Below is a set of records; print all of them exactly as written.

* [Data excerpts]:
--- start ---
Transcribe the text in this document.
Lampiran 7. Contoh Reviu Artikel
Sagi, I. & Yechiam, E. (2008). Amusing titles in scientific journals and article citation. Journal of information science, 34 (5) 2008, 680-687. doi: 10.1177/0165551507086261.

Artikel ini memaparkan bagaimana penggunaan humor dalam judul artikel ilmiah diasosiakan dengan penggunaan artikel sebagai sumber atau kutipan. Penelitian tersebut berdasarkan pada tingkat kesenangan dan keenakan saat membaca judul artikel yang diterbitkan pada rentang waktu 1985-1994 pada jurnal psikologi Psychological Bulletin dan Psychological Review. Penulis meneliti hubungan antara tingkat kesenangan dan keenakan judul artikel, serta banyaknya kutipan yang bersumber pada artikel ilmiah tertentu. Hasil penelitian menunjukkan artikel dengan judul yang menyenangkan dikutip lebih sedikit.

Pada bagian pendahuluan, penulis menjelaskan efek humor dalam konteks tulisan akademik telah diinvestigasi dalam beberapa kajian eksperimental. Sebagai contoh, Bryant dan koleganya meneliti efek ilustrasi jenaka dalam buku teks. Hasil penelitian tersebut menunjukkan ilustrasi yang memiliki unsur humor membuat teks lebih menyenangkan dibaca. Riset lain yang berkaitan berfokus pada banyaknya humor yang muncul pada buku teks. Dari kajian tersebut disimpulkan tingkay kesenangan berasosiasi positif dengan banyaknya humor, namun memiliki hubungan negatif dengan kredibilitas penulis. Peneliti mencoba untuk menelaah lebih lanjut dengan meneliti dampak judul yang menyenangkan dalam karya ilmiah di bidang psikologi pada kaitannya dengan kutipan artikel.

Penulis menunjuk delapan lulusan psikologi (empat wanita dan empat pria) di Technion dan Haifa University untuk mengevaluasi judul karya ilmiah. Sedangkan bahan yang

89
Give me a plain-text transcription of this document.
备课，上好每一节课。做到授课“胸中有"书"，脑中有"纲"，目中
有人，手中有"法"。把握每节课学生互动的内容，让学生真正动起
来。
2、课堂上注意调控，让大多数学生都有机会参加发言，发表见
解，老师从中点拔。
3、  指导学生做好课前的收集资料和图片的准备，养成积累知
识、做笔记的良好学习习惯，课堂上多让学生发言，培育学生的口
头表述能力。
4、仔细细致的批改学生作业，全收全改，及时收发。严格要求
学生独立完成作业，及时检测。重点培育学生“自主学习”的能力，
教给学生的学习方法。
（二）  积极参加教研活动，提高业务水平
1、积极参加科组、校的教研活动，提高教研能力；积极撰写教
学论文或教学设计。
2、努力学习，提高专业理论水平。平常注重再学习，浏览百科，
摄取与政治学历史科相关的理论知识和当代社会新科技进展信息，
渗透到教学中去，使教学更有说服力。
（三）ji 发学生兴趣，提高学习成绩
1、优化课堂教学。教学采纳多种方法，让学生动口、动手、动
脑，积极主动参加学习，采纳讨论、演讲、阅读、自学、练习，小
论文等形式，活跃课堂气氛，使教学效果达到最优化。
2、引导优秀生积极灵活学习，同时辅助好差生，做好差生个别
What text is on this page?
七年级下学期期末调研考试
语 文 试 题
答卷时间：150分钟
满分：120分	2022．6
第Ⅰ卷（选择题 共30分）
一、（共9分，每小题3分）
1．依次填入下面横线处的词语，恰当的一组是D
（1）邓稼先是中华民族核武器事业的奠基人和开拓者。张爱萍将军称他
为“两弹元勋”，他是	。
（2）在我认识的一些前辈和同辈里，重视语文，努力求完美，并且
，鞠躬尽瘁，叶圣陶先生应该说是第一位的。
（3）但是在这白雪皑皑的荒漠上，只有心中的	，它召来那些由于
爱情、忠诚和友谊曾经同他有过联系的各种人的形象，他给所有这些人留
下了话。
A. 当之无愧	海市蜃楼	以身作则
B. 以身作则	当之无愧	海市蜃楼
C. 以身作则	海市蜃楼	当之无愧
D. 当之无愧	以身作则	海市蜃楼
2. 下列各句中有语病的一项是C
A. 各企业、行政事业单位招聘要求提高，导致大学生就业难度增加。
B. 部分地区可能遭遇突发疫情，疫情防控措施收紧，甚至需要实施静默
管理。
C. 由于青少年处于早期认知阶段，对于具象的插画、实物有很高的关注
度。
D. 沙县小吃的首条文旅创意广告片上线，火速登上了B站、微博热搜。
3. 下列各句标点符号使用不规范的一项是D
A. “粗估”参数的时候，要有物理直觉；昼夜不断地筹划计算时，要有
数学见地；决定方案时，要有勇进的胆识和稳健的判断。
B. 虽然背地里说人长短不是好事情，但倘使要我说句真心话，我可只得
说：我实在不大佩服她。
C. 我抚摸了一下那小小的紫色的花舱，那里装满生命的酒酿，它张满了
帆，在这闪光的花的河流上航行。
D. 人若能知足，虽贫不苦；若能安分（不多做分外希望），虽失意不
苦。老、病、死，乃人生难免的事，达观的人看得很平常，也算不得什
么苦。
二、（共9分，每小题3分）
--- end ---
* [ANSWER TO THE TASK]:
Transcribe the text in this document.
Lampiran 7. Contoh Reviu Artikel
Sagi, I. & Yechiam, E. (2008). Amusing titles in scientific journals and article citation. Journal of information science, 34 (5) 2008, 680-687. doi: 10.1177/0165551507086261.

Artikel ini memaparkan bagaimana penggunaan humor dalam judul artikel ilmiah diasosiakan dengan penggunaan artikel sebagai sumber atau kutipan. Penelitian tersebut berdasarkan pada tingkat kesenangan dan keenakan saat membaca judul artikel yang diterbitkan pada rentang waktu 1985-1994 pada jurnal psikologi Psychological Bulletin dan Psychological Review. Penulis meneliti hubungan antara tingkat kesenangan dan keenakan judul artikel, serta banyaknya kutipan yang bersumber pada artikel ilmiah tertentu. Hasil penelitian menunjukkan artikel dengan judul yang menyenangkan dikutip lebih sedikit.

Pada bagian pendahuluan, penulis menjelaskan efek humor dalam konteks tulisan akademik telah diinvestigasi dalam beberapa kajian eksperimental. Sebagai contoh, Bryant dan koleganya meneliti efek ilustrasi jenaka dalam buku teks. Hasil penelitian tersebut menunjukkan ilustrasi yang memiliki unsur humor membuat teks lebih menyenangkan dibaca. Riset lain yang berkaitan berfokus pada banyaknya humor yang muncul pada buku teks. Dari kajian tersebut disimpulkan tingkay kesenangan berasosiasi positif dengan banyaknya humor, namun memiliki hubungan negatif dengan kredibilitas penulis. Peneliti mencoba untuk menelaah lebih lanjut dengan meneliti dampak judul yang menyenangkan dalam karya ilmiah di bidang psikologi pada kaitannya dengan kutipan artikel.

Penulis menunjuk delapan lulusan psikologi (empat wanita dan empat pria) di Technion dan Haifa University untuk mengevaluasi judul karya ilmiah. Sedangkan bahan yang

89
Give me a plain-text transcription of this document.
备课，上好每一节课。做到授课“胸中有"书"，脑中有"纲"，目中
有人，手中有"法"。把握每节课学生互动的内容，让学生真正动起
来。
2、课堂上注意调控，让大多数学生都有机会参加发言，发表见
解，老师从中点拔。
3、  指导学生做好课前的收集资料和图片的准备，养成积累知
识、做笔记的良好学习习惯，课堂上多让学生发言，培育学生的口
头表述能力。
4、仔细细致的批改学生作业，全收全改，及时收发。严格要求
学生独立完成作业，及时检测。重点培育学生“自主学习”的能力，
教给学生的学习方法。
（二）  积极参加教研活动，提高业务水平
1、积极参加科组、校的教研活动，提高教研能力；积极撰写教
学论文或教学设计。
2、努力学习，提高专业理论水平。平常注重再学习，浏览百科，
摄取与政治学历史科相关的理论知识和当代社会新科技进展信息，
渗透到教学中去，使教学更有说服力。
（三）ji 发学生兴趣，提高学习成绩
1、优化课堂教学。教学采纳多种方法，让学生动口、动手、动
脑，积极主动参加学习，采纳讨论、演讲、阅读、自学、练习，小
论文等形式，活跃课堂气氛，使教学效果达到最优化。
2、引导优秀生积极灵活学习，同时辅助好差生，做好差生个别
What text is on this page?
七年级下学期期末调研考试
语 文 试 题
答卷时间：150分钟
满分：120分	2022．6
第Ⅰ卷（选择题 共30分）
一、（共9分，每小题3分）
1．依次填入下面横线处的词语，恰当的一组是D
（1）邓稼先是中华民族核武器事业的奠基人和开拓者。张爱萍将军称他
为“两弹元勋”，他是	。
（2）在我认识的一些前辈和同辈里，重视语文，努力求完美，并且
，鞠躬尽瘁，叶圣陶先生应该说是第一位的。
（3）但是在这白雪皑皑的荒漠上，只有心中的	，它召来那些由于
爱情、忠诚和友谊曾经同他有过联系的各种人的形象，他给所有这些人留
下了话。
A. 当之无愧	海市蜃楼	以身作则
B. 以身作则	当之无愧	海市蜃楼
C. 以身作则	海市蜃楼	当之无愧
D. 当之无愧	以身作则	海市蜃楼
2. 下列各句中有语病的一项是C
A. 各企业、行政事业单位招聘要求提高，导致大学生就业难度增加。
B. 部分地区可能遭遇突发疫情，疫情防控措施收紧，甚至需要实施静默
管理。
C. 由于青少年处于早期认知阶段，对于具象的插画、实物有很高的关注
度。
D. 沙县小吃的首条文旅创意广告片上线，火速登上了B站、微博热搜。
3. 下列各句标点符号使用不规范的一项是D
A. “粗估”参数的时候，要有物理直觉；昼夜不断地筹划计算时，要有
数学见地；决定方案时，要有勇进的胆识和稳健的判断。
B. 虽然背地里说人长短不是好事情，但倘使要我说句真心话，我可只得
说：我实在不大佩服她。
C. 我抚摸了一下那小小的紫色的花舱，那里装满生命的酒酿，它张满了
帆，在这闪光的花的河流上航行。
D. 人若能知足，虽贫不苦；若能安分（不多做分外希望），虽失意不
苦。老、病、死，乃人生难免的事，达观的人看得很平常，也算不得什
么苦。
二、（共9分，每小题3分）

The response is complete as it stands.